Excerto citado:
Acórdão do Tribunal da Relação de Guimarães
Processo:
1413/09.BJAPRT.G1
Relator: AUSENDA GONÇALVES
Descritores: SUSPENSÃO DA EXECUÇÃO DA PENA
REVOGAÇÃO
NÃO AUDIÇÃO DO ARGUIDO
NULIDADE INSANÁVEL
Nº do Documento: RG
Data do Acordão: 10/10/2016
Votação: UNANIMIDADE
Texto Integral: S
Privacidade: 1
Meio Processual: RECURSO PENAL
Decisão: CONCEDIDO PROVIMENTO
Sumário: É insanavelmente nulo, nos termos das disposições conjugadas dos arts. 495º, nº2, 119º, al. c) e 122º, nº 1, do CPP, a decisão que decretou a revogação da suspensão da execução da pena de prisão, sem que ao arguido fosse dada oportunidade de se defender, designadamente dos argumentos aduzidos no parecer do Mº Pº, e requerer a produção de meios de prova, por se traduzir numa quebra de reciprocidade dialéctica entre tal Órgão e o condenado e postergar as garantias de defesa deste, na dimensão dos princípios do contraditório e de audiência do mesmo, acolhidos no art. 32º da Constituição.
Decisão Texto Integral: Acordam no Tribunal da Relação de Guimarães:

No processo comum colectivo nº1413/09.8JAPRT da Instância Central, 2ª Secção Criminal de Guimarães, da Comarca de Braga, por decisão proferida em 15/12/2015, foi revogada a suspensão da execução da pena de prisão aplicada ao arguido José S..

Exercício escrito 1:
Transcreva do acórdão o passo que começa nas palavras "Decisão Texto Integral: Acordam" e termina depois de "arguido José S..".
Exercício escrito 2:
Enumere todos os descritores indicados no acórdão.

Conjunto de registos:
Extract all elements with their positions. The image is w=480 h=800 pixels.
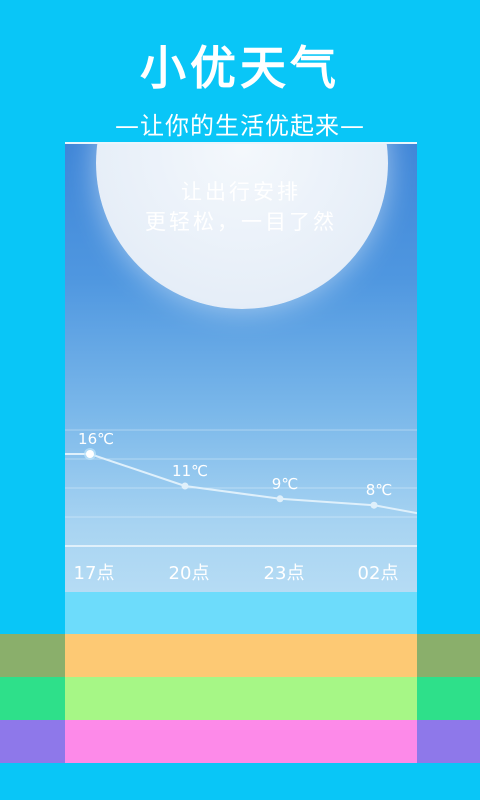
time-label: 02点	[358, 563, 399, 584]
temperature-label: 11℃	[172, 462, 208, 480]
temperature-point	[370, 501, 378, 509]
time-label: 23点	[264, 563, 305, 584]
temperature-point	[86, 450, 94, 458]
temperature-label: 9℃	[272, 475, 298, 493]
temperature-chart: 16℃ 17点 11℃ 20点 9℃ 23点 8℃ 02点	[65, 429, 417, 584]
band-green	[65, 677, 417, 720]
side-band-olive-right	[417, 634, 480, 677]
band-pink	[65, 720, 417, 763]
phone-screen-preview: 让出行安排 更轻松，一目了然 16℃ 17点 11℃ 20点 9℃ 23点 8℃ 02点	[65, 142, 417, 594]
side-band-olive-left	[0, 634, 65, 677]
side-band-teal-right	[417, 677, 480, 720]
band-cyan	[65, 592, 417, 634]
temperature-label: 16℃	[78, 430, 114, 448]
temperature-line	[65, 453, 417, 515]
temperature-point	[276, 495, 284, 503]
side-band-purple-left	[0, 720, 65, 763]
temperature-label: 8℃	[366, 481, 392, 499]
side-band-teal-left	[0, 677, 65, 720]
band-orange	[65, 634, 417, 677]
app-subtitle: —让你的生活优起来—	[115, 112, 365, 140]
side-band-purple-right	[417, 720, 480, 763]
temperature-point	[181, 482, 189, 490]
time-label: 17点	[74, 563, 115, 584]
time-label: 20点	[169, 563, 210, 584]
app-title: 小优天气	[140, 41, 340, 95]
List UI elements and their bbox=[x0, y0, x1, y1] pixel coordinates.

==

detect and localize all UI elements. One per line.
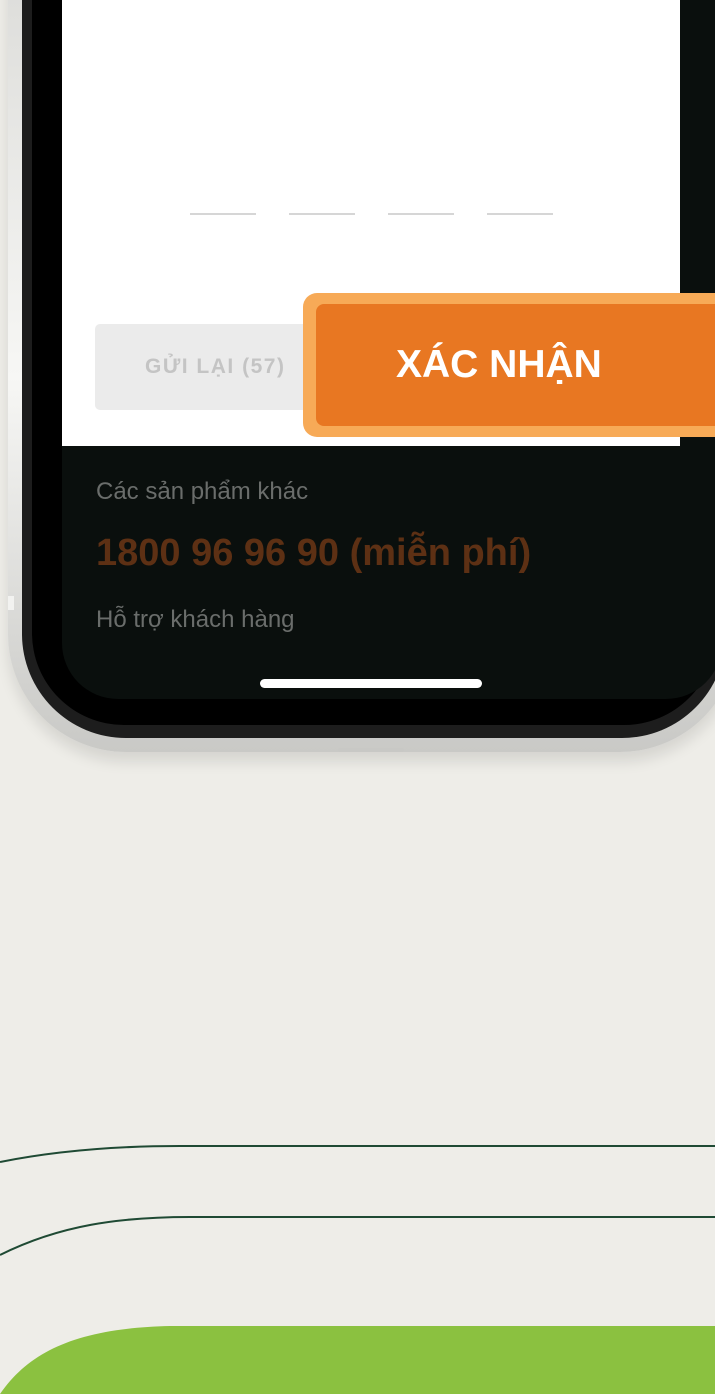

==

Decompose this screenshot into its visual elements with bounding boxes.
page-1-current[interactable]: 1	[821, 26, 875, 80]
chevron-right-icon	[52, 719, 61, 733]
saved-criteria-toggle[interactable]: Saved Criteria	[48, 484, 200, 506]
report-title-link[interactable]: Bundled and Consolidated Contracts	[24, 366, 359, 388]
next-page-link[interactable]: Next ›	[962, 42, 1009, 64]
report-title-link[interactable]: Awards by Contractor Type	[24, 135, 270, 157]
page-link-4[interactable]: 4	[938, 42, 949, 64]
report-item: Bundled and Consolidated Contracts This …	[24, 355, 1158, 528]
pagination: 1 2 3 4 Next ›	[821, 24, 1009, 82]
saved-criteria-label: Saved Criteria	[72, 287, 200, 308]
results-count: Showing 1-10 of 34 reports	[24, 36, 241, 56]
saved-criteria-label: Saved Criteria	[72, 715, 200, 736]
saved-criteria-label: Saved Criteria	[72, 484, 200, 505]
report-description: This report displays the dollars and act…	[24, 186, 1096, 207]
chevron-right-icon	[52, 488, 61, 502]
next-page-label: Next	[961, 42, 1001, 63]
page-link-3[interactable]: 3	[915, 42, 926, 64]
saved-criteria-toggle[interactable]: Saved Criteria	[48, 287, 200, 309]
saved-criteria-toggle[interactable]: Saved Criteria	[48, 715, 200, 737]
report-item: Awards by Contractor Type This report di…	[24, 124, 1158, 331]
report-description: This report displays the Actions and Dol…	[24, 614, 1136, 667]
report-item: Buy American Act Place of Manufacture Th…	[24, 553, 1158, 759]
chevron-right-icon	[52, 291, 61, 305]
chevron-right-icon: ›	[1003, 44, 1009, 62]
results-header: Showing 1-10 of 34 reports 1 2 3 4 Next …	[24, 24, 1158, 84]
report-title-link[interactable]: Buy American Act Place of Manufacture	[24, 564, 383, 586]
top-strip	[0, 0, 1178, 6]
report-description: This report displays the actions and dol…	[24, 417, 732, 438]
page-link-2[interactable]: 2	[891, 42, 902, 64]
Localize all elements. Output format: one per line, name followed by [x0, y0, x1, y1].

Resultado final 1:
Decisão Texto Integral: Acordam no Tribunal da Relação de Guimarães:

No processo comum colectivo nº1413/09.8JAPRT da Instância Central, 2ª Secção Criminal de Guimarães, da Comarca de Braga, por decisão proferida em 15/12/2015, foi revogada a suspensão da execução da pena de prisão aplicada ao arguido José S..

Resultado final 2:
SUSPENSÃO DA EXECUÇÃO DA PENA
REVOGAÇÃO
NÃO AUDIÇÃO DO ARGUIDO
NULIDADE INSANÁVEL